• **What to produce**:
Can you print every record below exactly as written?
* START Excerpted data *
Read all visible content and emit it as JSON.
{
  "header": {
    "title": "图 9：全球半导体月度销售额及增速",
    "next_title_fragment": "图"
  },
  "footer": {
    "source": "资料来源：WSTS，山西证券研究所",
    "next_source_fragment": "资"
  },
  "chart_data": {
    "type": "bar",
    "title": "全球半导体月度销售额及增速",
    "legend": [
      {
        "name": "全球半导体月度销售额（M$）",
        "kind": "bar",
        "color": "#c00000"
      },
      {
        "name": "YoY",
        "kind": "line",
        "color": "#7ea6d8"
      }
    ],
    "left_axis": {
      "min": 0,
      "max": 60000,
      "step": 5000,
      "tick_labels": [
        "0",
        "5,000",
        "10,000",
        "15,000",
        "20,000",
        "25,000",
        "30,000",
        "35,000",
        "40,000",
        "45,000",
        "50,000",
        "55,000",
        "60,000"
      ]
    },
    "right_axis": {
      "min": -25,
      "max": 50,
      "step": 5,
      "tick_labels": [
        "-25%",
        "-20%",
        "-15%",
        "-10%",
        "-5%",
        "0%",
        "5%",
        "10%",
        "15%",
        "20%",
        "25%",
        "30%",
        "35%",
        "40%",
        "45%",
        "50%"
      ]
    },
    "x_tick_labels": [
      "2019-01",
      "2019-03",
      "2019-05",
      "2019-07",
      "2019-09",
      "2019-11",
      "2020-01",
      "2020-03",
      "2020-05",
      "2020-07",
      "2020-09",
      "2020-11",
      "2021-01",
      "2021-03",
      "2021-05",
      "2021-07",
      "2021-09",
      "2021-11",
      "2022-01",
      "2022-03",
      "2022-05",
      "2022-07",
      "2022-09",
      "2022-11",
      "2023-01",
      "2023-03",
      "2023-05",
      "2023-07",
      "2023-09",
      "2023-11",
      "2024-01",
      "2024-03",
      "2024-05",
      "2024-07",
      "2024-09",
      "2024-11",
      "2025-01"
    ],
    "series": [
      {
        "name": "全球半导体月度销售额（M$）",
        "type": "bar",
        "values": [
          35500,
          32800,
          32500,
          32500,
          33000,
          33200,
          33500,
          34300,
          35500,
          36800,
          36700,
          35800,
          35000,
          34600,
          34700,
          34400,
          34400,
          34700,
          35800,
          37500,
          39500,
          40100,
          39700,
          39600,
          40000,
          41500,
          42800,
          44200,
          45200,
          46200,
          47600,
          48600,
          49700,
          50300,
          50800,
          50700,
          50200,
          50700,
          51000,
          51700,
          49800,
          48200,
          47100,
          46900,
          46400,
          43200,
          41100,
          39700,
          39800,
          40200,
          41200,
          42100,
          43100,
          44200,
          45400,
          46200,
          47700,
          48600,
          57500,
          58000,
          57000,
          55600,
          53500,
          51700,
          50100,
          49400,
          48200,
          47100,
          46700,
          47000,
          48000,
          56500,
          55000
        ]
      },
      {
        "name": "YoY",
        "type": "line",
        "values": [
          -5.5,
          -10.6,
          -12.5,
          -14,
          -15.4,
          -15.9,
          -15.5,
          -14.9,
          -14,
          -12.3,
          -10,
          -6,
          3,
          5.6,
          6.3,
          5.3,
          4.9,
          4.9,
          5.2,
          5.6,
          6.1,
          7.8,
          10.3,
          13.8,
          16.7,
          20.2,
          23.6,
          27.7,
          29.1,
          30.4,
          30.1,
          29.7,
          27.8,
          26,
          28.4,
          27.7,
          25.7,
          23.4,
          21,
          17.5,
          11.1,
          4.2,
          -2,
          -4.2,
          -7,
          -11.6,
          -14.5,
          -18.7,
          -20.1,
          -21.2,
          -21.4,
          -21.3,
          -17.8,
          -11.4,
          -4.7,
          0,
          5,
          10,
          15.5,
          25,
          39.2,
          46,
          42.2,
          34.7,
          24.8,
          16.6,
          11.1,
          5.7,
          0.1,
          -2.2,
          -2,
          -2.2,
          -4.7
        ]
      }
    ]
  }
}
* END Excerpted data *
• **Finished exercise**:
Read all visible content and emit it as JSON.
{
  "header": {
    "title": "图 9：全球半导体月度销售额及增速",
    "next_title_fragment": "图"
  },
  "footer": {
    "source": "资料来源：WSTS，山西证券研究所",
    "next_source_fragment": "资"
  },
  "chart_data": {
    "type": "bar",
    "title": "全球半导体月度销售额及增速",
    "legend": [
      {
        "name": "全球半导体月度销售额（M$）",
        "kind": "bar",
        "color": "#c00000"
      },
      {
        "name": "YoY",
        "kind": "line",
        "color": "#7ea6d8"
      }
    ],
    "left_axis": {
      "min": 0,
      "max": 60000,
      "step": 5000,
      "tick_labels": [
        "0",
        "5,000",
        "10,000",
        "15,000",
        "20,000",
        "25,000",
        "30,000",
        "35,000",
        "40,000",
        "45,000",
        "50,000",
        "55,000",
        "60,000"
      ]
    },
    "right_axis": {
      "min": -25,
      "max": 50,
      "step": 5,
      "tick_labels": [
        "-25%",
        "-20%",
        "-15%",
        "-10%",
        "-5%",
        "0%",
        "5%",
        "10%",
        "15%",
        "20%",
        "25%",
        "30%",
        "35%",
        "40%",
        "45%",
        "50%"
      ]
    },
    "x_tick_labels": [
      "2019-01",
      "2019-03",
      "2019-05",
      "2019-07",
      "2019-09",
      "2019-11",
      "2020-01",
      "2020-03",
      "2020-05",
      "2020-07",
      "2020-09",
      "2020-11",
      "2021-01",
      "2021-03",
      "2021-05",
      "2021-07",
      "2021-09",
      "2021-11",
      "2022-01",
      "2022-03",
      "2022-05",
      "2022-07",
      "2022-09",
      "2022-11",
      "2023-01",
      "2023-03",
      "2023-05",
      "2023-07",
      "2023-09",
      "2023-11",
      "2024-01",
      "2024-03",
      "2024-05",
      "2024-07",
      "2024-09",
      "2024-11",
      "2025-01"
    ],
    "series": [
      {
        "name": "全球半导体月度销售额（M$）",
        "type": "bar",
        "values": [
          35500,
          32800,
          32500,
          32500,
          33000,
          33200,
          33500,
          34300,
          35500,
          36800,
          36700,
          35800,
          35000,
          34600,
          34700,
          34400,
          34400,
          34700,
          35800,
          37500,
          39500,
          40100,
          39700,
          39600,
          40000,
          41500,
          42800,
          44200,
          45200,
          46200,
          47600,
          48600,
          49700,
          50300,
          50800,
          50700,
          50200,
          50700,
          51000,
          51700,
          49800,
          48200,
          47100,
          46900,
          46400,
          43200,
          41100,
          39700,
          39800,
          40200,
          41200,
          42100,
          43100,
          44200,
          45400,
          46200,
          47700,
          48600,
          57500,
          58000,
          57000,
          55600,
          53500,
          51700,
          50100,
          49400,
          48200,
          47100,
          46700,
          47000,
          48000,
          56500,
          55000
        ]
      },
      {
        "name": "YoY",
        "type": "line",
        "values": [
          -5.5,
          -10.6,
          -12.5,
          -14,
          -15.4,
          -15.9,
          -15.5,
          -14.9,
          -14,
          -12.3,
          -10,
          -6,
          3,
          5.6,
          6.3,
          5.3,
          4.9,
          4.9,
          5.2,
          5.6,
          6.1,
          7.8,
          10.3,
          13.8,
          16.7,
          20.2,
          23.6,
          27.7,
          29.1,
          30.4,
          30.1,
          29.7,
          27.8,
          26,
          28.4,
          27.7,
          25.7,
          23.4,
          21,
          17.5,
          11.1,
          4.2,
          -2,
          -4.2,
          -7,
          -11.6,
          -14.5,
          -18.7,
          -20.1,
          -21.2,
          -21.4,
          -21.3,
          -17.8,
          -11.4,
          -4.7,
          0,
          5,
          10,
          15.5,
          25,
          39.2,
          46,
          42.2,
          34.7,
          24.8,
          16.6,
          11.1,
          5.7,
          0.1,
          -2.2,
          -2,
          -2.2,
          -4.7
        ]
      }
    ]
  }
}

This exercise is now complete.